-- EXERCISE --
Nothing in the records may be left out or altered; reproduce them all exactly.

-- ENTRIES SHOWN --
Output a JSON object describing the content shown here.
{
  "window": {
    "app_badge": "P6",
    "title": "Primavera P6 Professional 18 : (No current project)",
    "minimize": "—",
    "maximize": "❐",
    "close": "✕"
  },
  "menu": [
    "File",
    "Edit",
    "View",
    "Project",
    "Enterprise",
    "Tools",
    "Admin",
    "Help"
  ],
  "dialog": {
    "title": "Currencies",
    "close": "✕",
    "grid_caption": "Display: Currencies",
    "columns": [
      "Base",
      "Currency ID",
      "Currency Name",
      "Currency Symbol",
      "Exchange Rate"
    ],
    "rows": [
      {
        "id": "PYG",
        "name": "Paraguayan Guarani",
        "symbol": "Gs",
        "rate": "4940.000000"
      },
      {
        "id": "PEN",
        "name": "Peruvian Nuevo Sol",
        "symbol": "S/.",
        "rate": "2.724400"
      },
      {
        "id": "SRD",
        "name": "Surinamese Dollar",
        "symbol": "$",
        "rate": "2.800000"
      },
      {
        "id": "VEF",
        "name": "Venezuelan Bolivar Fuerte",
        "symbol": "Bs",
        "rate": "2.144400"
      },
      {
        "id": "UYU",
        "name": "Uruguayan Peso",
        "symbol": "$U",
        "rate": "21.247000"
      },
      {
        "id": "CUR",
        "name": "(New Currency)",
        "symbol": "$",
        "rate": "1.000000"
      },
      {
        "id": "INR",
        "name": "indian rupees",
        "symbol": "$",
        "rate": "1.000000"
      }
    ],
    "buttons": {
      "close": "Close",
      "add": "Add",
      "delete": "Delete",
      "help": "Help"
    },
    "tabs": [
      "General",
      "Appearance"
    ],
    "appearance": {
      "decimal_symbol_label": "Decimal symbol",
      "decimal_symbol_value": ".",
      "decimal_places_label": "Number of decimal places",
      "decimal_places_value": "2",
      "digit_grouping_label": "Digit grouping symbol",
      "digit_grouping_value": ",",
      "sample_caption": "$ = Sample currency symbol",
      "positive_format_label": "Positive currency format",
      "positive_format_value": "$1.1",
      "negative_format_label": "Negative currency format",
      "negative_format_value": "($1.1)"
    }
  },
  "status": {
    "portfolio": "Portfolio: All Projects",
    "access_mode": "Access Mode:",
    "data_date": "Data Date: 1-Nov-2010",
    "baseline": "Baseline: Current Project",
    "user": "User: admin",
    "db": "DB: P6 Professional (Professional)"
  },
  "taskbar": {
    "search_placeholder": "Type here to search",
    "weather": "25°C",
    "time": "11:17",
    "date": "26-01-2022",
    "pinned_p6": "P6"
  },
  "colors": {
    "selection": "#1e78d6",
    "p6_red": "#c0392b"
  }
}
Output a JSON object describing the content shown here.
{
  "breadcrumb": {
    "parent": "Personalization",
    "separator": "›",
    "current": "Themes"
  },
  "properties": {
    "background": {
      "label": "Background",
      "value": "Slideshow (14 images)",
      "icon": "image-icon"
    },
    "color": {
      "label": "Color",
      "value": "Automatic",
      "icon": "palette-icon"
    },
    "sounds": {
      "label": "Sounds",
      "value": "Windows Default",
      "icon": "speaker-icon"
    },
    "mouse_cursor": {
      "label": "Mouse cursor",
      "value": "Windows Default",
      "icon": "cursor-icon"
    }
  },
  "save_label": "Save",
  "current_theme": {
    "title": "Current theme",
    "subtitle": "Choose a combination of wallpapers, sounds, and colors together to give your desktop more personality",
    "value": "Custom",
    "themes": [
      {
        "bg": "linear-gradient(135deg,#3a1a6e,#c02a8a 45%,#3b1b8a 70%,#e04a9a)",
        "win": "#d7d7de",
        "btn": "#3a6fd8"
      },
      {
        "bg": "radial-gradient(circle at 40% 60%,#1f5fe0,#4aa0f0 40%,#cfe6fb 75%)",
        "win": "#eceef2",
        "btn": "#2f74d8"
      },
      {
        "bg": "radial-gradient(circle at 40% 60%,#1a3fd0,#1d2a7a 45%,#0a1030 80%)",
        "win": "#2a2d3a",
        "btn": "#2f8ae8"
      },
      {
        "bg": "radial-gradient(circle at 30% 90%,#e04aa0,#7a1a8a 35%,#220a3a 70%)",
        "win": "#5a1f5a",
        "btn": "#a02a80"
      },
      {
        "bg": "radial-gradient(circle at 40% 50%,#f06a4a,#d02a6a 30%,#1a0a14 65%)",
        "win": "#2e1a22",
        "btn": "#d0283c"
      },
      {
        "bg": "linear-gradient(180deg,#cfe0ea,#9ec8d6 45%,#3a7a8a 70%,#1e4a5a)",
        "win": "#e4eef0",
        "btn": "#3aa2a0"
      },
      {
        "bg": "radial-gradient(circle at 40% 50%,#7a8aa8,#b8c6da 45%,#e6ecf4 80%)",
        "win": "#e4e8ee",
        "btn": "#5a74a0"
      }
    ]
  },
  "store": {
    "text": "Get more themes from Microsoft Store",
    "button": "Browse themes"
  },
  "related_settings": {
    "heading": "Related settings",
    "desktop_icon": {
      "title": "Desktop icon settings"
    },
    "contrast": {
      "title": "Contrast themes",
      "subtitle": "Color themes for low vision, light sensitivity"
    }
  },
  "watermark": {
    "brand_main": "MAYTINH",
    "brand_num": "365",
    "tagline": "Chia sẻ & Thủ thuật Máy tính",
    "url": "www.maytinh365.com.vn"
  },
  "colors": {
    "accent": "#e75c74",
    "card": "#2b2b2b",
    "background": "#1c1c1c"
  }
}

-- FINISHED TASK --
Output a JSON object describing the content shown here.
{
  "window": {
    "app_badge": "P6",
    "title": "Primavera P6 Professional 18 : (No current project)",
    "minimize": "—",
    "maximize": "❐",
    "close": "✕"
  },
  "menu": [
    "File",
    "Edit",
    "View",
    "Project",
    "Enterprise",
    "Tools",
    "Admin",
    "Help"
  ],
  "dialog": {
    "title": "Currencies",
    "close": "✕",
    "grid_caption": "Display: Currencies",
    "columns": [
      "Base",
      "Currency ID",
      "Currency Name",
      "Currency Symbol",
      "Exchange Rate"
    ],
    "rows": [
      {
        "id": "PYG",
        "name": "Paraguayan Guarani",
        "symbol": "Gs",
        "rate": "4940.000000"
      },
      {
        "id": "PEN",
        "name": "Peruvian Nuevo Sol",
        "symbol": "S/.",
        "rate": "2.724400"
      },
      {
        "id": "SRD",
        "name": "Surinamese Dollar",
        "symbol": "$",
        "rate": "2.800000"
      },
      {
        "id": "VEF",
        "name": "Venezuelan Bolivar Fuerte",
        "symbol": "Bs",
        "rate": "2.144400"
      },
      {
        "id": "UYU",
        "name": "Uruguayan Peso",
        "symbol": "$U",
        "rate": "21.247000"
      },
      {
        "id": "CUR",
        "name": "(New Currency)",
        "symbol": "$",
        "rate": "1.000000"
      },
      {
        "id": "INR",
        "name": "indian rupees",
        "symbol": "$",
        "rate": "1.000000"
      }
    ],
    "buttons": {
      "close": "Close",
      "add": "Add",
      "delete": "Delete",
      "help": "Help"
    },
    "tabs": [
      "General",
      "Appearance"
    ],
    "appearance": {
      "decimal_symbol_label": "Decimal symbol",
      "decimal_symbol_value": ".",
      "decimal_places_label": "Number of decimal places",
      "decimal_places_value": "2",
      "digit_grouping_label": "Digit grouping symbol",
      "digit_grouping_value": ",",
      "sample_caption": "$ = Sample currency symbol",
      "positive_format_label": "Positive currency format",
      "positive_format_value": "$1.1",
      "negative_format_label": "Negative currency format",
      "negative_format_value": "($1.1)"
    }
  },
  "status": {
    "portfolio": "Portfolio: All Projects",
    "access_mode": "Access Mode:",
    "data_date": "Data Date: 1-Nov-2010",
    "baseline": "Baseline: Current Project",
    "user": "User: admin",
    "db": "DB: P6 Professional (Professional)"
  },
  "taskbar": {
    "search_placeholder": "Type here to search",
    "weather": "25°C",
    "time": "11:17",
    "date": "26-01-2022",
    "pinned_p6": "P6"
  },
  "colors": {
    "selection": "#1e78d6",
    "p6_red": "#c0392b"
  }
}
Output a JSON object describing the content shown here.
{
  "breadcrumb": {
    "parent": "Personalization",
    "separator": "›",
    "current": "Themes"
  },
  "properties": {
    "background": {
      "label": "Background",
      "value": "Slideshow (14 images)",
      "icon": "image-icon"
    },
    "color": {
      "label": "Color",
      "value": "Automatic",
      "icon": "palette-icon"
    },
    "sounds": {
      "label": "Sounds",
      "value": "Windows Default",
      "icon": "speaker-icon"
    },
    "mouse_cursor": {
      "label": "Mouse cursor",
      "value": "Windows Default",
      "icon": "cursor-icon"
    }
  },
  "save_label": "Save",
  "current_theme": {
    "title": "Current theme",
    "subtitle": "Choose a combination of wallpapers, sounds, and colors together to give your desktop more personality",
    "value": "Custom",
    "themes": [
      {
        "bg": "linear-gradient(135deg,#3a1a6e,#c02a8a 45%,#3b1b8a 70%,#e04a9a)",
        "win": "#d7d7de",
        "btn": "#3a6fd8"
      },
      {
        "bg": "radial-gradient(circle at 40% 60%,#1f5fe0,#4aa0f0 40%,#cfe6fb 75%)",
        "win": "#eceef2",
        "btn": "#2f74d8"
      },
      {
        "bg": "radial-gradient(circle at 40% 60%,#1a3fd0,#1d2a7a 45%,#0a1030 80%)",
        "win": "#2a2d3a",
        "btn": "#2f8ae8"
      },
      {
        "bg": "radial-gradient(circle at 30% 90%,#e04aa0,#7a1a8a 35%,#220a3a 70%)",
        "win": "#5a1f5a",
        "btn": "#a02a80"
      },
      {
        "bg": "radial-gradient(circle at 40% 50%,#f06a4a,#d02a6a 30%,#1a0a14 65%)",
        "win": "#2e1a22",
        "btn": "#d0283c"
      },
      {
        "bg": "linear-gradient(180deg,#cfe0ea,#9ec8d6 45%,#3a7a8a 70%,#1e4a5a)",
        "win": "#e4eef0",
        "btn": "#3aa2a0"
      },
      {
        "bg": "radial-gradient(circle at 40% 50%,#7a8aa8,#b8c6da 45%,#e6ecf4 80%)",
        "win": "#e4e8ee",
        "btn": "#5a74a0"
      }
    ]
  },
  "store": {
    "text": "Get more themes from Microsoft Store",
    "button": "Browse themes"
  },
  "related_settings": {
    "heading": "Related settings",
    "desktop_icon": {
      "title": "Desktop icon settings"
    },
    "contrast": {
      "title": "Contrast themes",
      "subtitle": "Color themes for low vision, light sensitivity"
    }
  },
  "watermark": {
    "brand_main": "MAYTINH",
    "brand_num": "365",
    "tagline": "Chia sẻ & Thủ thuật Máy tính",
    "url": "www.maytinh365.com.vn"
  },
  "colors": {
    "accent": "#e75c74",
    "card": "#2b2b2b",
    "background": "#1c1c1c"
  }
}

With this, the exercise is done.